WRITTEN TASK: Locate each line containing the string "color" and copy it out.
* * * * * * * * *
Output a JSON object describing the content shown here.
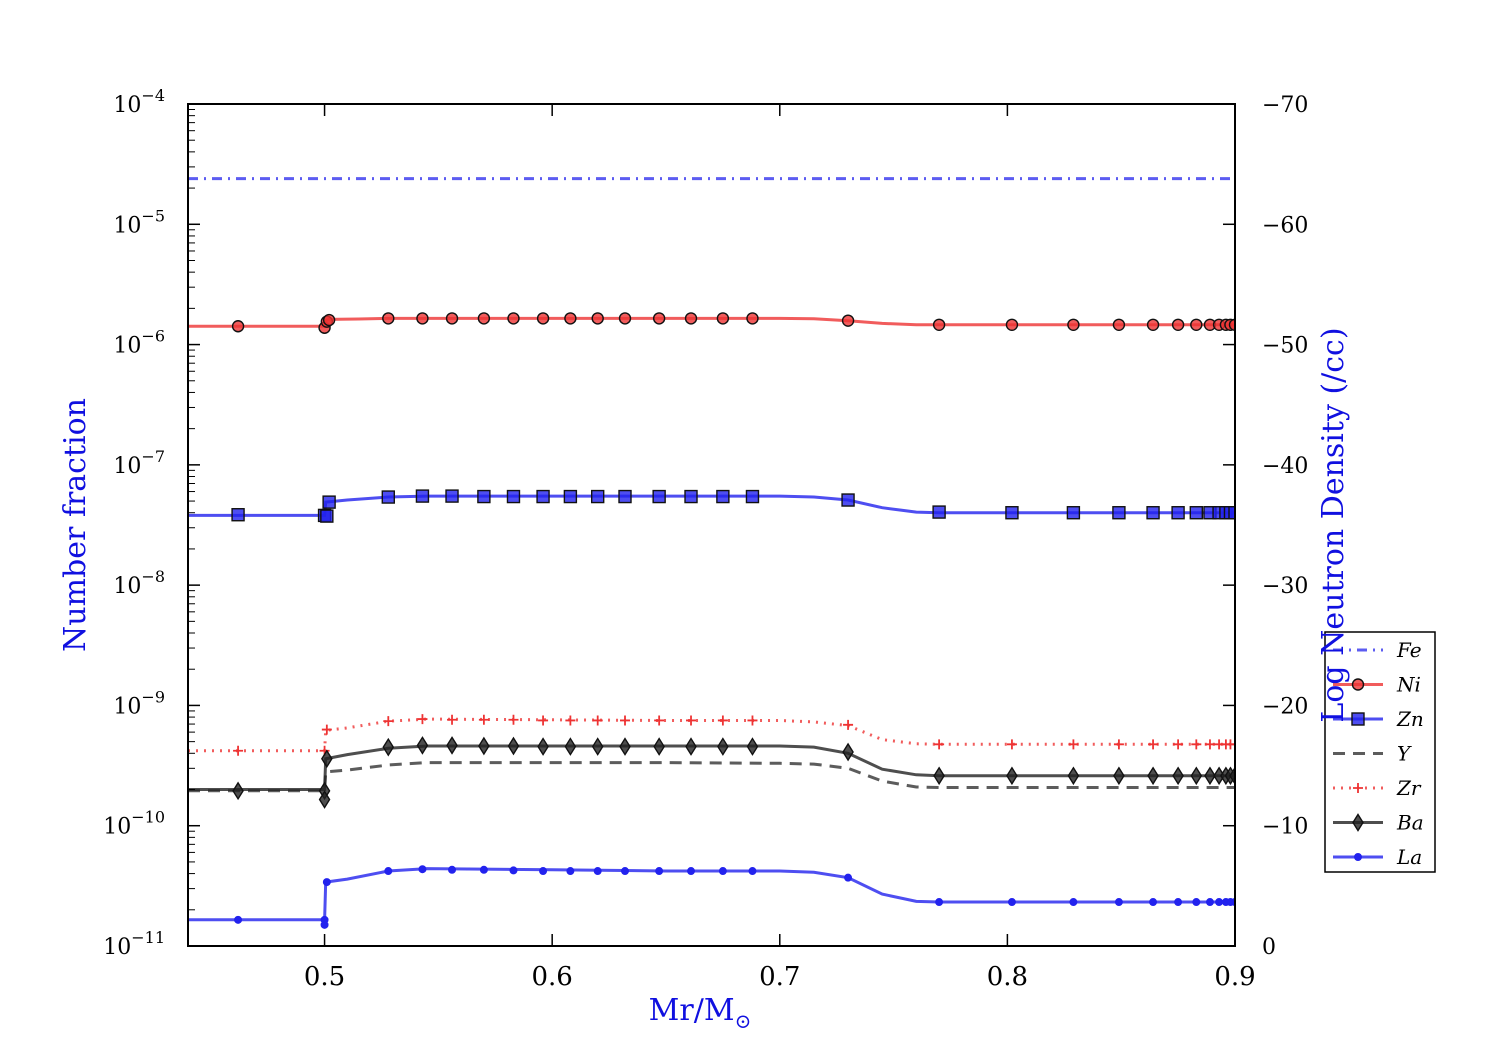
{
  "chart_data": {
    "type": "line",
    "xlabel": "Mr/M",
    "xlabel_sub": "⊙",
    "ylabel": "Number fraction",
    "y2label": "Log Neutron Density (/cc)",
    "xlim": [
      0.44,
      0.9
    ],
    "ylim": [
      1e-11,
      0.0001
    ],
    "y_scale": "log",
    "y2lim": [
      0,
      -70
    ],
    "x_ticks": [
      "0.5",
      "0.6",
      "0.7",
      "0.8",
      "0.9"
    ],
    "x_tick_values": [
      0.5,
      0.6,
      0.7,
      0.8,
      0.9
    ],
    "y_ticks": [
      {
        "base": "10",
        "exp": "−11",
        "value": 1e-11
      },
      {
        "base": "10",
        "exp": "−10",
        "value": 1e-10
      },
      {
        "base": "10",
        "exp": "−9",
        "value": 1e-09
      },
      {
        "base": "10",
        "exp": "−8",
        "value": 1e-08
      },
      {
        "base": "10",
        "exp": "−7",
        "value": 1e-07
      },
      {
        "base": "10",
        "exp": "−6",
        "value": 1e-06
      },
      {
        "base": "10",
        "exp": "−5",
        "value": 1e-05
      },
      {
        "base": "10",
        "exp": "−4",
        "value": 0.0001
      }
    ],
    "y2_ticks": [
      {
        "label": "0",
        "value": 0
      },
      {
        "label": "−10",
        "value": -10
      },
      {
        "label": "−20",
        "value": -20
      },
      {
        "label": "−30",
        "value": -30
      },
      {
        "label": "−40",
        "value": -40
      },
      {
        "label": "−50",
        "value": -50
      },
      {
        "label": "−60",
        "value": -60
      },
      {
        "label": "−70",
        "value": -70
      }
    ],
    "grid": false,
    "legend_position": "right",
    "series": [
      {
        "name": "Fe",
        "color": "#3333ee",
        "style": "dashdot",
        "marker": "none",
        "x": [
          0.44,
          0.5,
          0.6,
          0.7,
          0.8,
          0.9
        ],
        "y": [
          2.4e-05,
          2.4e-05,
          2.4e-05,
          2.4e-05,
          2.4e-05,
          2.4e-05
        ],
        "marker_x": []
      },
      {
        "name": "Ni",
        "color": "#ee3333",
        "style": "solid",
        "marker": "circle",
        "x": [
          0.44,
          0.5,
          0.5005,
          0.502,
          0.515,
          0.528,
          0.55,
          0.6,
          0.65,
          0.7,
          0.715,
          0.73,
          0.745,
          0.76,
          0.77,
          0.8,
          0.85,
          0.9
        ],
        "y": [
          1.42e-06,
          1.42e-06,
          1.58e-06,
          1.62e-06,
          1.63e-06,
          1.65e-06,
          1.65e-06,
          1.65e-06,
          1.65e-06,
          1.65e-06,
          1.64e-06,
          1.58e-06,
          1.5e-06,
          1.46e-06,
          1.46e-06,
          1.46e-06,
          1.46e-06,
          1.46e-06
        ],
        "marker_x": [
          0.462,
          0.5,
          0.501,
          0.502,
          0.528,
          0.543,
          0.556,
          0.57,
          0.583,
          0.596,
          0.608,
          0.62,
          0.632,
          0.647,
          0.661,
          0.675,
          0.688,
          0.73,
          0.77,
          0.802,
          0.829,
          0.849,
          0.864,
          0.875,
          0.883,
          0.889,
          0.893,
          0.896,
          0.898,
          0.9
        ],
        "marker_y": [
          1.42e-06,
          1.38e-06,
          1.55e-06,
          1.6e-06,
          1.65e-06,
          1.65e-06,
          1.65e-06,
          1.65e-06,
          1.65e-06,
          1.65e-06,
          1.65e-06,
          1.65e-06,
          1.65e-06,
          1.65e-06,
          1.65e-06,
          1.65e-06,
          1.65e-06,
          1.58e-06,
          1.46e-06,
          1.46e-06,
          1.46e-06,
          1.46e-06,
          1.46e-06,
          1.46e-06,
          1.46e-06,
          1.46e-06,
          1.46e-06,
          1.46e-06,
          1.46e-06,
          1.46e-06
        ]
      },
      {
        "name": "Zn",
        "color": "#2222ee",
        "style": "solid",
        "marker": "square",
        "x": [
          0.44,
          0.5,
          0.5005,
          0.51,
          0.528,
          0.545,
          0.6,
          0.65,
          0.7,
          0.715,
          0.73,
          0.745,
          0.76,
          0.77,
          0.8,
          0.85,
          0.9
        ],
        "y": [
          3.8e-08,
          3.8e-08,
          4.9e-08,
          5.1e-08,
          5.4e-08,
          5.5e-08,
          5.5e-08,
          5.5e-08,
          5.5e-08,
          5.4e-08,
          5.1e-08,
          4.4e-08,
          4.05e-08,
          4e-08,
          4e-08,
          4e-08,
          4e-08
        ],
        "marker_x": [
          0.462,
          0.5,
          0.501,
          0.502,
          0.528,
          0.543,
          0.556,
          0.57,
          0.583,
          0.596,
          0.608,
          0.62,
          0.632,
          0.647,
          0.661,
          0.675,
          0.688,
          0.73,
          0.77,
          0.802,
          0.829,
          0.849,
          0.864,
          0.875,
          0.883,
          0.889,
          0.893,
          0.896,
          0.898,
          0.9
        ],
        "marker_y": [
          3.85e-08,
          3.8e-08,
          3.75e-08,
          4.9e-08,
          5.4e-08,
          5.5e-08,
          5.5e-08,
          5.45e-08,
          5.45e-08,
          5.45e-08,
          5.45e-08,
          5.45e-08,
          5.45e-08,
          5.45e-08,
          5.45e-08,
          5.45e-08,
          5.45e-08,
          5.1e-08,
          4.05e-08,
          4e-08,
          4e-08,
          4e-08,
          4e-08,
          4e-08,
          4e-08,
          4e-08,
          4e-08,
          4e-08,
          4e-08,
          4e-08
        ]
      },
      {
        "name": "Y",
        "color": "#333333",
        "style": "dashed",
        "marker": "none",
        "x": [
          0.44,
          0.5,
          0.5005,
          0.51,
          0.528,
          0.545,
          0.6,
          0.65,
          0.7,
          0.715,
          0.73,
          0.745,
          0.76,
          0.77,
          0.8,
          0.85,
          0.9
        ],
        "y": [
          1.95e-10,
          1.95e-10,
          2.8e-10,
          2.9e-10,
          3.2e-10,
          3.35e-10,
          3.35e-10,
          3.35e-10,
          3.3e-10,
          3.25e-10,
          3e-10,
          2.35e-10,
          2.1e-10,
          2.08e-10,
          2.08e-10,
          2.08e-10,
          2.08e-10
        ],
        "marker_x": []
      },
      {
        "name": "Zr",
        "color": "#ee3333",
        "style": "dotted",
        "marker": "plus",
        "x": [
          0.44,
          0.5,
          0.5005,
          0.51,
          0.528,
          0.545,
          0.6,
          0.65,
          0.7,
          0.715,
          0.73,
          0.745,
          0.76,
          0.77,
          0.8,
          0.85,
          0.9
        ],
        "y": [
          4.2e-10,
          4.2e-10,
          6.2e-10,
          6.5e-10,
          7.4e-10,
          7.7e-10,
          7.6e-10,
          7.5e-10,
          7.5e-10,
          7.3e-10,
          6.8e-10,
          5.2e-10,
          4.8e-10,
          4.75e-10,
          4.75e-10,
          4.75e-10,
          4.75e-10
        ],
        "marker_x": [
          0.462,
          0.5,
          0.501,
          0.528,
          0.543,
          0.556,
          0.57,
          0.583,
          0.596,
          0.608,
          0.62,
          0.632,
          0.647,
          0.661,
          0.675,
          0.688,
          0.73,
          0.77,
          0.802,
          0.829,
          0.849,
          0.864,
          0.875,
          0.883,
          0.889,
          0.893,
          0.896,
          0.898,
          0.9
        ],
        "marker_y": [
          4.2e-10,
          4.2e-10,
          6.3e-10,
          7.4e-10,
          7.7e-10,
          7.6e-10,
          7.6e-10,
          7.6e-10,
          7.5e-10,
          7.5e-10,
          7.5e-10,
          7.5e-10,
          7.5e-10,
          7.5e-10,
          7.5e-10,
          7.5e-10,
          6.9e-10,
          4.75e-10,
          4.75e-10,
          4.75e-10,
          4.75e-10,
          4.75e-10,
          4.75e-10,
          4.75e-10,
          4.75e-10,
          4.75e-10,
          4.75e-10,
          4.75e-10,
          4.75e-10
        ]
      },
      {
        "name": "Ba",
        "color": "#222222",
        "style": "solid",
        "marker": "diamond",
        "x": [
          0.44,
          0.5,
          0.5005,
          0.51,
          0.528,
          0.545,
          0.6,
          0.65,
          0.7,
          0.715,
          0.73,
          0.745,
          0.76,
          0.77,
          0.8,
          0.85,
          0.9
        ],
        "y": [
          2e-10,
          2e-10,
          3.6e-10,
          3.9e-10,
          4.4e-10,
          4.6e-10,
          4.6e-10,
          4.6e-10,
          4.6e-10,
          4.5e-10,
          4e-10,
          2.95e-10,
          2.65e-10,
          2.6e-10,
          2.6e-10,
          2.6e-10,
          2.6e-10
        ],
        "marker_x": [
          0.462,
          0.5,
          0.5,
          0.501,
          0.528,
          0.543,
          0.556,
          0.57,
          0.583,
          0.596,
          0.608,
          0.62,
          0.632,
          0.647,
          0.661,
          0.675,
          0.688,
          0.73,
          0.77,
          0.802,
          0.829,
          0.849,
          0.864,
          0.875,
          0.883,
          0.889,
          0.893,
          0.896,
          0.898,
          0.9
        ],
        "marker_y": [
          1.95e-10,
          1.95e-10,
          1.65e-10,
          3.6e-10,
          4.5e-10,
          4.65e-10,
          4.65e-10,
          4.6e-10,
          4.6e-10,
          4.55e-10,
          4.55e-10,
          4.55e-10,
          4.55e-10,
          4.55e-10,
          4.55e-10,
          4.55e-10,
          4.55e-10,
          4.1e-10,
          2.6e-10,
          2.6e-10,
          2.6e-10,
          2.6e-10,
          2.6e-10,
          2.6e-10,
          2.6e-10,
          2.6e-10,
          2.6e-10,
          2.6e-10,
          2.6e-10,
          2.6e-10
        ]
      },
      {
        "name": "La",
        "color": "#2222ee",
        "style": "solid",
        "marker": "dot",
        "x": [
          0.44,
          0.5,
          0.5005,
          0.51,
          0.528,
          0.545,
          0.6,
          0.65,
          0.7,
          0.715,
          0.73,
          0.745,
          0.76,
          0.77,
          0.8,
          0.85,
          0.9
        ],
        "y": [
          1.65e-11,
          1.65e-11,
          3.4e-11,
          3.6e-11,
          4.2e-11,
          4.4e-11,
          4.3e-11,
          4.2e-11,
          4.2e-11,
          4.1e-11,
          3.7e-11,
          2.7e-11,
          2.35e-11,
          2.32e-11,
          2.32e-11,
          2.32e-11,
          2.32e-11
        ],
        "marker_x": [
          0.462,
          0.5,
          0.5,
          0.501,
          0.528,
          0.543,
          0.556,
          0.57,
          0.583,
          0.596,
          0.608,
          0.62,
          0.632,
          0.647,
          0.661,
          0.675,
          0.688,
          0.73,
          0.77,
          0.802,
          0.829,
          0.849,
          0.864,
          0.875,
          0.883,
          0.889,
          0.893,
          0.896,
          0.898,
          0.9
        ],
        "marker_y": [
          1.65e-11,
          1.65e-11,
          1.5e-11,
          3.4e-11,
          4.2e-11,
          4.35e-11,
          4.3e-11,
          4.3e-11,
          4.25e-11,
          4.2e-11,
          4.2e-11,
          4.2e-11,
          4.2e-11,
          4.2e-11,
          4.2e-11,
          4.2e-11,
          4.2e-11,
          3.7e-11,
          2.32e-11,
          2.32e-11,
          2.32e-11,
          2.32e-11,
          2.32e-11,
          2.32e-11,
          2.32e-11,
          2.32e-11,
          2.32e-11,
          2.32e-11,
          2.32e-11,
          2.32e-11
        ]
      }
    ]
  }
}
* * * * * * * * *
WRITTEN ANSWER:
        "color": "#3333ee",
        "color": "#ee3333",
        "color": "#2222ee",
        "color": "#333333",
        "color": "#ee3333",
        "color": "#222222",
        "color": "#2222ee",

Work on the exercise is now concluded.